What you need to do :: Identify every line below that contains the string "diffuser", matching case exactly, and copy each of those lines in full.
BEGIN Exercise material
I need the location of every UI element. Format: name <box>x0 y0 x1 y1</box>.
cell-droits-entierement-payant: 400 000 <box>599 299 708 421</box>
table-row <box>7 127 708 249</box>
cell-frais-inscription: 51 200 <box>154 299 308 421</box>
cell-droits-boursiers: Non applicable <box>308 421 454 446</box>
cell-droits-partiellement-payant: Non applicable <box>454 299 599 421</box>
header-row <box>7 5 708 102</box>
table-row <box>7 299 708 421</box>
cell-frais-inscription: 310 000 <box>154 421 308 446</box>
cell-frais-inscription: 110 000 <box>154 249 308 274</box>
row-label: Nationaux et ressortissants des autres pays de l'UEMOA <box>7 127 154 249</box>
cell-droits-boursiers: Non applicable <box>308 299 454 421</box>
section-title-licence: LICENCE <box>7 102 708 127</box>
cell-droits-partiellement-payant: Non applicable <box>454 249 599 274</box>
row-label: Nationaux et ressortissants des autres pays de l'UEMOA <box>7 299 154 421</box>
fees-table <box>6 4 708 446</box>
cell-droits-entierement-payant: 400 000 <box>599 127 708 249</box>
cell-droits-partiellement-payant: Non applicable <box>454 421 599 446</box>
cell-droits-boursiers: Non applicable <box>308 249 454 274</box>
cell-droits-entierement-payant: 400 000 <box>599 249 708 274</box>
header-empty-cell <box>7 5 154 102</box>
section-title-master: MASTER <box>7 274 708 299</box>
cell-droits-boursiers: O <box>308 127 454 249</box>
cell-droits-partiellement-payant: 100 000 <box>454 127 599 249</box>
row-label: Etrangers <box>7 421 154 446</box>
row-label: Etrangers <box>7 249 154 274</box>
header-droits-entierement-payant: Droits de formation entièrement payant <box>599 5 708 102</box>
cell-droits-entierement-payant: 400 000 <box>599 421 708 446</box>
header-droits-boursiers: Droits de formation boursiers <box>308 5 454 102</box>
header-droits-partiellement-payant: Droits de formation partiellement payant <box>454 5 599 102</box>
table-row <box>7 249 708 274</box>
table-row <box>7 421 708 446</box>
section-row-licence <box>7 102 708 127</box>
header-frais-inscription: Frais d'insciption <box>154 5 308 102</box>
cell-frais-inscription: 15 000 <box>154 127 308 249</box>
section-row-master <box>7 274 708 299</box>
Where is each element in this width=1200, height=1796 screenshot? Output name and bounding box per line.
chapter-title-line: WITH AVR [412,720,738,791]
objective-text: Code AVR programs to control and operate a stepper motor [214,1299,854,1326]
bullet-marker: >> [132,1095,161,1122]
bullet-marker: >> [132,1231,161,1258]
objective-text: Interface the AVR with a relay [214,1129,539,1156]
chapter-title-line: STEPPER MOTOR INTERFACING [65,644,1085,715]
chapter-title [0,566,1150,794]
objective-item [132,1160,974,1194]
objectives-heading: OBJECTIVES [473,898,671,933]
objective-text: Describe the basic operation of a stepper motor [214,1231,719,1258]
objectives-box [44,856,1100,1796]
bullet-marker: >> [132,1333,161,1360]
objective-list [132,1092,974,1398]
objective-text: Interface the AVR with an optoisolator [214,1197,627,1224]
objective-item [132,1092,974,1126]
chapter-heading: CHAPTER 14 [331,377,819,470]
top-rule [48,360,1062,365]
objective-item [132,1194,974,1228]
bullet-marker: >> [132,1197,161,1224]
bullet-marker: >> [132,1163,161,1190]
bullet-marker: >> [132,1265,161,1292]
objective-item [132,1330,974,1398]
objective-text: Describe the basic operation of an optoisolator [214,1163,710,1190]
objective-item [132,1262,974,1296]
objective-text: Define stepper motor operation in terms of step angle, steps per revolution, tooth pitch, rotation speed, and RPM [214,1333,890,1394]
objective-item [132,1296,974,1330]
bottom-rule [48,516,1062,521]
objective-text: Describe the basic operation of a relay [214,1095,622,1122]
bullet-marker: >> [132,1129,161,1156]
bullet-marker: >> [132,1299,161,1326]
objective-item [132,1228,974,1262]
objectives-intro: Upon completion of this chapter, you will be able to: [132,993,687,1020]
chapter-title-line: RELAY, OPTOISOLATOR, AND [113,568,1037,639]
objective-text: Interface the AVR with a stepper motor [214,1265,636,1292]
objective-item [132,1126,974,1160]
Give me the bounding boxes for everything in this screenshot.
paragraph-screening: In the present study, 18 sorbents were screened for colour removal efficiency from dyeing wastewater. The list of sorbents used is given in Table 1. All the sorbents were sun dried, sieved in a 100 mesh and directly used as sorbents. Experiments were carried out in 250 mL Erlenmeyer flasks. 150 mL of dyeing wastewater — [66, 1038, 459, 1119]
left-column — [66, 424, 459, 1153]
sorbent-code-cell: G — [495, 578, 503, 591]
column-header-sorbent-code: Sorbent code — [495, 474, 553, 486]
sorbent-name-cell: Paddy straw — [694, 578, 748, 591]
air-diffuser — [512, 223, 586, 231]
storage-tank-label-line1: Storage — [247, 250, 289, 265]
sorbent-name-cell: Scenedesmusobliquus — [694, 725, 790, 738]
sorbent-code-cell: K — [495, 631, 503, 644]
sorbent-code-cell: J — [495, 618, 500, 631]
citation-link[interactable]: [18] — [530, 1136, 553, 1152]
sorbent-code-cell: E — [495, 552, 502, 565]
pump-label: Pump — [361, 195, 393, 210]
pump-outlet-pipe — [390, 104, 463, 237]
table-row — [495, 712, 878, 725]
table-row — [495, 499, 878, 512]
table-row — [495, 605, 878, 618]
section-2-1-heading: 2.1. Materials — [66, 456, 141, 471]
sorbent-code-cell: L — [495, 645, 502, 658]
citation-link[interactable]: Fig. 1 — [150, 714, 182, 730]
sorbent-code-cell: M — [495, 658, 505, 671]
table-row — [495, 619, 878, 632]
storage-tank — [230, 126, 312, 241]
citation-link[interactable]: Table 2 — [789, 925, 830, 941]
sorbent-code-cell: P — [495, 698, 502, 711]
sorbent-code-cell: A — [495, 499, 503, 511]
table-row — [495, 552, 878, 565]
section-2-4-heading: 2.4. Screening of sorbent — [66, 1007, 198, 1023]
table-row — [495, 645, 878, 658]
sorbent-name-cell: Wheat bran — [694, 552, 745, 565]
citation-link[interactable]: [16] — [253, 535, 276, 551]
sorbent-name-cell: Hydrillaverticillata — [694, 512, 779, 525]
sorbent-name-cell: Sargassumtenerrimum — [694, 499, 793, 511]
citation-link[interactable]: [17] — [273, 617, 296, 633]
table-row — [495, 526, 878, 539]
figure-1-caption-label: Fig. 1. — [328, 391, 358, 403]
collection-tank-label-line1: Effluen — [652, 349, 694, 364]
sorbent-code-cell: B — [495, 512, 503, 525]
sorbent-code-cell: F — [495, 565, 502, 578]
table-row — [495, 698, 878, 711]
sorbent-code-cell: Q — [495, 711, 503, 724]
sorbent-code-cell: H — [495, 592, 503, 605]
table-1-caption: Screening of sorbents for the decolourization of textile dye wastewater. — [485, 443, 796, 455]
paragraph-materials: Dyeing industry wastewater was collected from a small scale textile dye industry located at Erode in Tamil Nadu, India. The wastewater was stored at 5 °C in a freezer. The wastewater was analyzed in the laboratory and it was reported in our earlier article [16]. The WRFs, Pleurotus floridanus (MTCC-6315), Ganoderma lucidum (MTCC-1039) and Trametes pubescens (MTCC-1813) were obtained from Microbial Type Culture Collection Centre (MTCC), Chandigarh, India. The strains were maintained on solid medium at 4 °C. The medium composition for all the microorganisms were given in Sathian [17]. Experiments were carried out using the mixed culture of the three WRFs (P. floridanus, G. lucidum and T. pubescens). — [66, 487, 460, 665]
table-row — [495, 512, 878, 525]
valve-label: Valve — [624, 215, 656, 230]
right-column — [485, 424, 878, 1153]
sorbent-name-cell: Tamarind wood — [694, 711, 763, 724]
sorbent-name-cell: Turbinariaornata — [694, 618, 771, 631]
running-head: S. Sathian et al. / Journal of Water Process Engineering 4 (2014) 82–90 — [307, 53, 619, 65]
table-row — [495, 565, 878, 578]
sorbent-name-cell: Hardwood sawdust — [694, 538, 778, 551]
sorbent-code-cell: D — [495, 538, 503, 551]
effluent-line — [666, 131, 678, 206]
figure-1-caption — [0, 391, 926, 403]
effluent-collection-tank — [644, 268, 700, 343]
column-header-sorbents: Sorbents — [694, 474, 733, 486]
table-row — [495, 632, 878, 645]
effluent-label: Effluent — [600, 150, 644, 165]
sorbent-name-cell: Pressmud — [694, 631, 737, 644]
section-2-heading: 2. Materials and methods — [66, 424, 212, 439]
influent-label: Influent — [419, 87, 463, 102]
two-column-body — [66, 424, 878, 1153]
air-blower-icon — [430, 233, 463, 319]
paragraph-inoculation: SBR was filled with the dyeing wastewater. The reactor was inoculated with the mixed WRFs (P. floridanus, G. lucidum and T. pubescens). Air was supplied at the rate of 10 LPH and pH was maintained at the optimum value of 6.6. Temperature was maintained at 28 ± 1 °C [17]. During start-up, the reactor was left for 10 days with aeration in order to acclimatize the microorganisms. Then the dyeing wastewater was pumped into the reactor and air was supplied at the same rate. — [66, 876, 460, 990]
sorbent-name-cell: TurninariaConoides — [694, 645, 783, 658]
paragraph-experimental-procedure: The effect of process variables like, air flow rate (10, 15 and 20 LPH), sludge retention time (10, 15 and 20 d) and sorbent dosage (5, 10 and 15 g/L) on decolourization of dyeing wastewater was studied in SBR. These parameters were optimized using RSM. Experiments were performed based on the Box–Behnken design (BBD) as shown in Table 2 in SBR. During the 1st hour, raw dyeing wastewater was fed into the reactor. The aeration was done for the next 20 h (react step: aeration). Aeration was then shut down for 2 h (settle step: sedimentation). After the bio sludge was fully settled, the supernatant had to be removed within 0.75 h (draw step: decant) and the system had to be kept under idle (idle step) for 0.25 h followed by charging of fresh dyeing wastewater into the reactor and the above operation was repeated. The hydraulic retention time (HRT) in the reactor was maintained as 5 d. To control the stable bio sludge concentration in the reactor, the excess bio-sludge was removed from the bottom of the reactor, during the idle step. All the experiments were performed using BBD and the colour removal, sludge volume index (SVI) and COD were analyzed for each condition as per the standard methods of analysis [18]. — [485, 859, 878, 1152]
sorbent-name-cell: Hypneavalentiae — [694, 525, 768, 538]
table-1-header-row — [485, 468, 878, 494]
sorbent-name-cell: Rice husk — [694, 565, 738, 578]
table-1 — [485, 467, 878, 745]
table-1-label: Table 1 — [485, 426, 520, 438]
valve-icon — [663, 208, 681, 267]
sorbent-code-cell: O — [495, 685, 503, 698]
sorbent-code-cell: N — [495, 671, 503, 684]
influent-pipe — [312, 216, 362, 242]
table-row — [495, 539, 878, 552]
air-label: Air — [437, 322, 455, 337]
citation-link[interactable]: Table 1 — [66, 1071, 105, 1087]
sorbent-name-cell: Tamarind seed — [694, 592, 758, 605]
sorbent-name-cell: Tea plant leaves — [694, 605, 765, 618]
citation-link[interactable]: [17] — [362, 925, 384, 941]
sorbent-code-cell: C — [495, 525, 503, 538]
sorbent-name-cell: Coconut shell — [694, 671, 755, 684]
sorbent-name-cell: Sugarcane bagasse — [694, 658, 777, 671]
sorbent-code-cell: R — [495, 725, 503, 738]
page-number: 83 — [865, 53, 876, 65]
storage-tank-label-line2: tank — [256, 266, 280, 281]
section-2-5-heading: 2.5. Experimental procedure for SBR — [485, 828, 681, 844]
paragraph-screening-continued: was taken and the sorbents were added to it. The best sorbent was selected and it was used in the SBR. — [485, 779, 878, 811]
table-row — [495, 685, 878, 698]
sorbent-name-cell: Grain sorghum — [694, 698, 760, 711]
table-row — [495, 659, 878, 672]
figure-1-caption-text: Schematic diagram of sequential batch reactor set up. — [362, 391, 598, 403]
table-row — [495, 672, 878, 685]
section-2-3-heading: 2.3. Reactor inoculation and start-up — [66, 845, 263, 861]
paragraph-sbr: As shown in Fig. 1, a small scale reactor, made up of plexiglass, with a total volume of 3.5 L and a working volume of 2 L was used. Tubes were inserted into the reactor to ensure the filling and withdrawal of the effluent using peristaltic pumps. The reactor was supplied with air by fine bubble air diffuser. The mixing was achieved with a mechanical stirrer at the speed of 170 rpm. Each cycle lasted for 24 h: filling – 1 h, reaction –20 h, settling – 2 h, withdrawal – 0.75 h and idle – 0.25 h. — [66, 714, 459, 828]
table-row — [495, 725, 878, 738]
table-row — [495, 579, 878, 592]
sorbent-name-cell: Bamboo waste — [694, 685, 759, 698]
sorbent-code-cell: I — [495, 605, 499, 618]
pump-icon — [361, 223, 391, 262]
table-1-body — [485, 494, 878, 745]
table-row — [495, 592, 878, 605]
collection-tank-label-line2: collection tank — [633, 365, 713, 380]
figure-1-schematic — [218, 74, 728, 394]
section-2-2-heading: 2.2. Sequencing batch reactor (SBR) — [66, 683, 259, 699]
END Exercise material
Exercise response ::
air-diffuser — [512, 223, 586, 231]
paragraph-sbr: As shown in Fig. 1, a small scale reactor, made up of plexiglass, with a total volume of 3.5 L and a working volume of 2 L was used. Tubes were inserted into the reactor to ensure the filling and withdrawal of the effluent using peristaltic pumps. The reactor was supplied with air by fine bubble air diffuser. The mixing was achieved with a mechanical stirrer at the speed of 170 rpm. Each cycle lasted for 24 h: filling – 1 h, reaction –20 h, settling – 2 h, withdrawal – 0.75 h and idle – 0.25 h. — [66, 714, 459, 828]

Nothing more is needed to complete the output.